----- Data provided

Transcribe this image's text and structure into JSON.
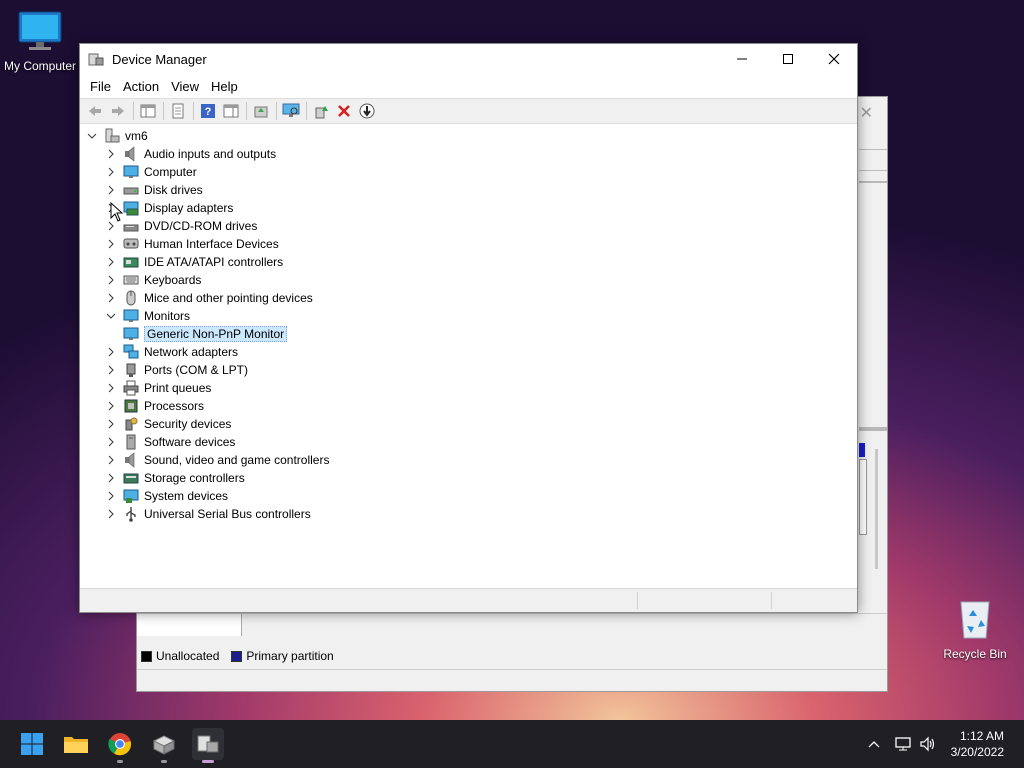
{
  "desktop": {
    "my_computer_label": "My Computer",
    "recycle_bin_label": "Recycle Bin"
  },
  "disk_management_window": {
    "legend": [
      {
        "label": "Unallocated",
        "color": "#000000"
      },
      {
        "label": "Primary partition",
        "color": "#1c1c8c"
      }
    ]
  },
  "device_manager": {
    "title": "Device Manager",
    "menu": [
      "File",
      "Action",
      "View",
      "Help"
    ],
    "toolbar_icons": [
      "back-arrow-icon",
      "forward-arrow-icon",
      "show-hide-console-tree-icon",
      "properties-icon",
      "help-icon",
      "action-pane-icon",
      "update-driver-icon",
      "scan-hardware-icon",
      "enable-device-icon",
      "uninstall-device-icon",
      "disable-device-icon"
    ],
    "tree": {
      "root": "vm6",
      "categories": [
        {
          "label": "Audio inputs and outputs",
          "icon": "speaker-icon",
          "expanded": false
        },
        {
          "label": "Computer",
          "icon": "monitor-icon",
          "expanded": false
        },
        {
          "label": "Disk drives",
          "icon": "disk-drive-icon",
          "expanded": false
        },
        {
          "label": "Display adapters",
          "icon": "display-adapter-icon",
          "expanded": false
        },
        {
          "label": "DVD/CD-ROM drives",
          "icon": "dvd-drive-icon",
          "expanded": false
        },
        {
          "label": "Human Interface Devices",
          "icon": "hid-icon",
          "expanded": false
        },
        {
          "label": "IDE ATA/ATAPI controllers",
          "icon": "ide-controller-icon",
          "expanded": false
        },
        {
          "label": "Keyboards",
          "icon": "keyboard-icon",
          "expanded": false
        },
        {
          "label": "Mice and other pointing devices",
          "icon": "mouse-icon",
          "expanded": false
        },
        {
          "label": "Monitors",
          "icon": "monitor-icon",
          "expanded": true,
          "children": [
            "Generic Non-PnP Monitor"
          ]
        },
        {
          "label": "Network adapters",
          "icon": "network-adapter-icon",
          "expanded": false
        },
        {
          "label": "Ports (COM & LPT)",
          "icon": "port-icon",
          "expanded": false
        },
        {
          "label": "Print queues",
          "icon": "printer-icon",
          "expanded": false
        },
        {
          "label": "Processors",
          "icon": "processor-icon",
          "expanded": false
        },
        {
          "label": "Security devices",
          "icon": "security-key-icon",
          "expanded": false
        },
        {
          "label": "Software devices",
          "icon": "software-device-icon",
          "expanded": false
        },
        {
          "label": "Sound, video and game controllers",
          "icon": "speaker-icon",
          "expanded": false
        },
        {
          "label": "Storage controllers",
          "icon": "storage-controller-icon",
          "expanded": false
        },
        {
          "label": "System devices",
          "icon": "system-devices-icon",
          "expanded": false
        },
        {
          "label": "Universal Serial Bus controllers",
          "icon": "usb-icon",
          "expanded": false
        }
      ],
      "selected": "Generic Non-PnP Monitor"
    }
  },
  "taskbar": {
    "apps": [
      "start-icon",
      "file-explorer-icon",
      "chrome-icon",
      "computer-management-icon",
      "device-manager-icon"
    ],
    "active_app": "device-manager-icon",
    "clock_time": "1:12 AM",
    "clock_date": "3/20/2022"
  }
}
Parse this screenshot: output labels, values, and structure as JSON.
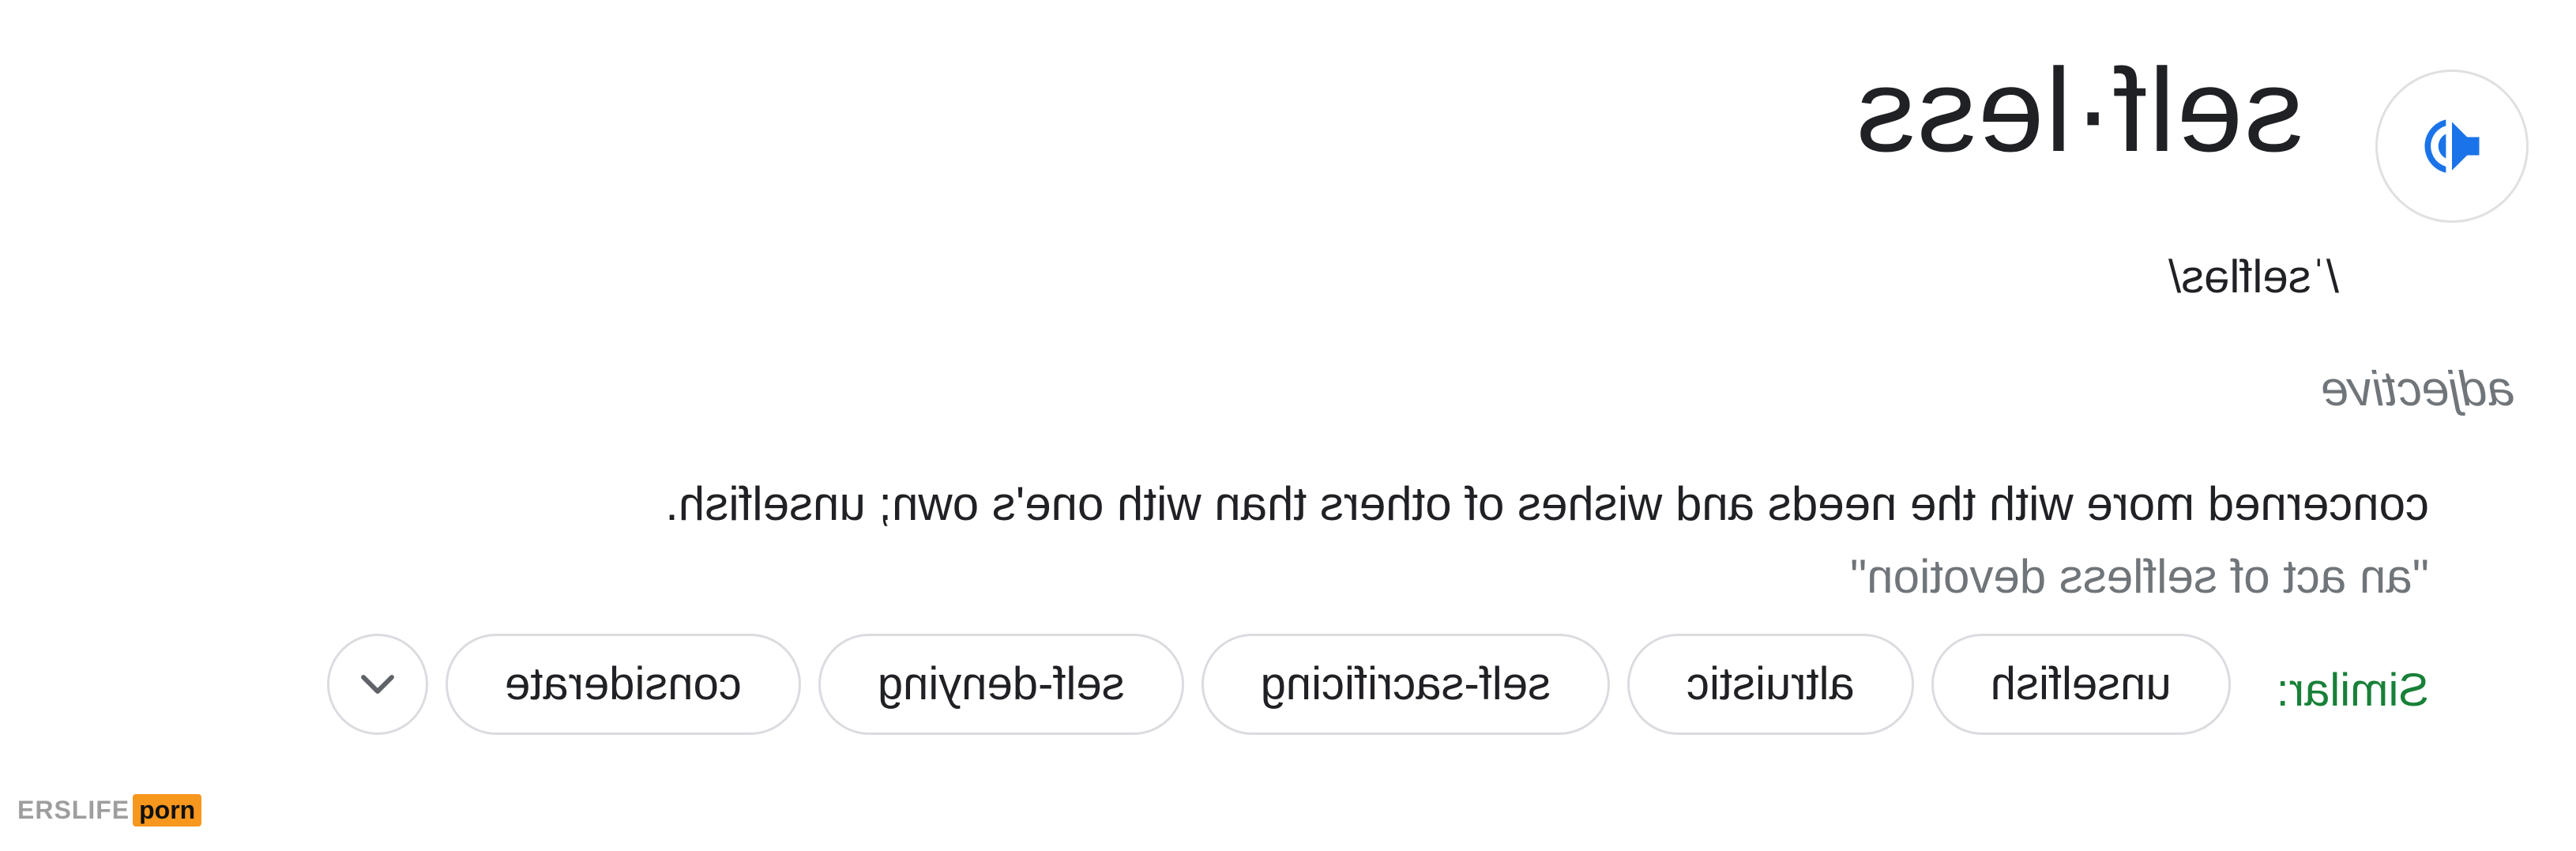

----------

Go over the entries above and say how many lines hold the string "this", with no other text.

__Result of the exercise__:
2